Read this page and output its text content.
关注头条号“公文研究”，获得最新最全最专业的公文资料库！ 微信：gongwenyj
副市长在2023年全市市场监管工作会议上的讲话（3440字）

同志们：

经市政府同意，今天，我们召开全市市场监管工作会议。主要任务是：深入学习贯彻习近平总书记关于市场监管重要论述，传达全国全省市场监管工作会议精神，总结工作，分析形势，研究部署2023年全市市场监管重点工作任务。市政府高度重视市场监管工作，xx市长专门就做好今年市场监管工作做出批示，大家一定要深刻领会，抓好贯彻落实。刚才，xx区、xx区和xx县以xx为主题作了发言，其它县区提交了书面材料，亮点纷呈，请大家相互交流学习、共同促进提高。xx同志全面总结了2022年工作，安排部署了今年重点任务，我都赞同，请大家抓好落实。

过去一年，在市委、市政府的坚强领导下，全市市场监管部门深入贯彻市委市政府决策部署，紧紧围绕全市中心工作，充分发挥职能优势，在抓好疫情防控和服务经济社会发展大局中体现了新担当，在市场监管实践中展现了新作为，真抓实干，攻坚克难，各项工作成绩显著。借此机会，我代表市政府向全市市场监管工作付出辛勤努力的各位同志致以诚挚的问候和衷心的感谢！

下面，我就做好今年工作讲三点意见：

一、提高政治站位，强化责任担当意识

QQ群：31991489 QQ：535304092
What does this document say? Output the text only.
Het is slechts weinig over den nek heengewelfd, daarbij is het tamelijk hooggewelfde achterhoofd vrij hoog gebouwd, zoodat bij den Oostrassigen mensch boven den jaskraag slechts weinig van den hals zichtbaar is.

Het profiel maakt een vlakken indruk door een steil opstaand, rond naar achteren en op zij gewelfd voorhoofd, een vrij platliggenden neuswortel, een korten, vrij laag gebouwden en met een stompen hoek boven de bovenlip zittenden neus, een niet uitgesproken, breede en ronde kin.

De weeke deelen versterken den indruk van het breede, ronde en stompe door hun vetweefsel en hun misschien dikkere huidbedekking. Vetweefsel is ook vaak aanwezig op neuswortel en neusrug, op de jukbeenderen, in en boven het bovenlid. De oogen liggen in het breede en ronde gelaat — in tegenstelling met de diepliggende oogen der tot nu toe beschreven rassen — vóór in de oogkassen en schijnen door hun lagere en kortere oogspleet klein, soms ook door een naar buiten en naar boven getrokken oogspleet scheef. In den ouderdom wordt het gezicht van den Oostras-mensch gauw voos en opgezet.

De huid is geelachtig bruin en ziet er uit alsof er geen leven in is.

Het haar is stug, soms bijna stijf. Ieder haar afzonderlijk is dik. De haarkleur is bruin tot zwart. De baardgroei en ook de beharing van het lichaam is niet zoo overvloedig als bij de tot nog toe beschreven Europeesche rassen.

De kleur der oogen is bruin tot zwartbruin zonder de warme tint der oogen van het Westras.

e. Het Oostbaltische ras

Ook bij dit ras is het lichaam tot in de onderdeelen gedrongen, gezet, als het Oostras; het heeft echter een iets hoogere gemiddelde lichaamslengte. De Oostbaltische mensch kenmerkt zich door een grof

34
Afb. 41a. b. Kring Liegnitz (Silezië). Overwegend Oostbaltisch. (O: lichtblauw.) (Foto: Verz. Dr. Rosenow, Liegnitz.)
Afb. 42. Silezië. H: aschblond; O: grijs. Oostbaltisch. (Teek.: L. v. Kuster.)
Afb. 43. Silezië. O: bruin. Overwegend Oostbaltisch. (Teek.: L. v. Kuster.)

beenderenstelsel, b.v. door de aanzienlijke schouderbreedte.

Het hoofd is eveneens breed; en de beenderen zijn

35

### Problem
Without leaving anything out, give the entries again exactly.

### Right answer
Read this page and output its text content.
关注头条号“公文研究”，获得最新最全最专业的公文资料库！ 微信：gongwenyj
副市长在2023年全市市场监管工作会议上的讲话（3440字）

同志们：

经市政府同意，今天，我们召开全市市场监管工作会议。主要任务是：深入学习贯彻习近平总书记关于市场监管重要论述，传达全国全省市场监管工作会议精神，总结工作，分析形势，研究部署2023年全市市场监管重点工作任务。市政府高度重视市场监管工作，xx市长专门就做好今年市场监管工作做出批示，大家一定要深刻领会，抓好贯彻落实。刚才，xx区、xx区和xx县以xx为主题作了发言，其它县区提交了书面材料，亮点纷呈，请大家相互交流学习、共同促进提高。xx同志全面总结了2022年工作，安排部署了今年重点任务，我都赞同，请大家抓好落实。

过去一年，在市委、市政府的坚强领导下，全市市场监管部门深入贯彻市委市政府决策部署，紧紧围绕全市中心工作，充分发挥职能优势，在抓好疫情防控和服务经济社会发展大局中体现了新担当，在市场监管实践中展现了新作为，真抓实干，攻坚克难，各项工作成绩显著。借此机会，我代表市政府向全市市场监管工作付出辛勤努力的各位同志致以诚挚的问候和衷心的感谢！

下面，我就做好今年工作讲三点意见：

一、提高政治站位，强化责任担当意识

QQ群：31991489 QQ：535304092
What does this document say? Output the text only.
Het is slechts weinig over den nek heengewelfd, daarbij is het tamelijk hooggewelfde achterhoofd vrij hoog gebouwd, zoodat bij den Oostrassigen mensch boven den jaskraag slechts weinig van den hals zichtbaar is.

Het profiel maakt een vlakken indruk door een steil opstaand, rond naar achteren en op zij gewelfd voorhoofd, een vrij platliggenden neuswortel, een korten, vrij laag gebouwden en met een stompen hoek boven de bovenlip zittenden neus, een niet uitgesproken, breede en ronde kin.

De weeke deelen versterken den indruk van het breede, ronde en stompe door hun vetweefsel en hun misschien dikkere huidbedekking. Vetweefsel is ook vaak aanwezig op neuswortel en neusrug, op de jukbeenderen, in en boven het bovenlid. De oogen liggen in het breede en ronde gelaat — in tegenstelling met de diepliggende oogen der tot nu toe beschreven rassen — vóór in de oogkassen en schijnen door hun lagere en kortere oogspleet klein, soms ook door een naar buiten en naar boven getrokken oogspleet scheef. In den ouderdom wordt het gezicht van den Oostras-mensch gauw voos en opgezet.

De huid is geelachtig bruin en ziet er uit alsof er geen leven in is.

Het haar is stug, soms bijna stijf. Ieder haar afzonderlijk is dik. De haarkleur is bruin tot zwart. De baardgroei en ook de beharing van het lichaam is niet zoo overvloedig als bij de tot nog toe beschreven Europeesche rassen.

De kleur der oogen is bruin tot zwartbruin zonder de warme tint der oogen van het Westras.

e. Het Oostbaltische ras

Ook bij dit ras is het lichaam tot in de onderdeelen gedrongen, gezet, als het Oostras; het heeft echter een iets hoogere gemiddelde lichaamslengte. De Oostbaltische mensch kenmerkt zich door een grof

34
Afb. 41a. b. Kring Liegnitz (Silezië). Overwegend Oostbaltisch. (O: lichtblauw.) (Foto: Verz. Dr. Rosenow, Liegnitz.)
Afb. 42. Silezië. H: aschblond; O: grijs. Oostbaltisch. (Teek.: L. v. Kuster.)
Afb. 43. Silezië. O: bruin. Overwegend Oostbaltisch. (Teek.: L. v. Kuster.)

beenderenstelsel, b.v. door de aanzienlijke schouderbreedte.

Het hoofd is eveneens breed; en de beenderen zijn

35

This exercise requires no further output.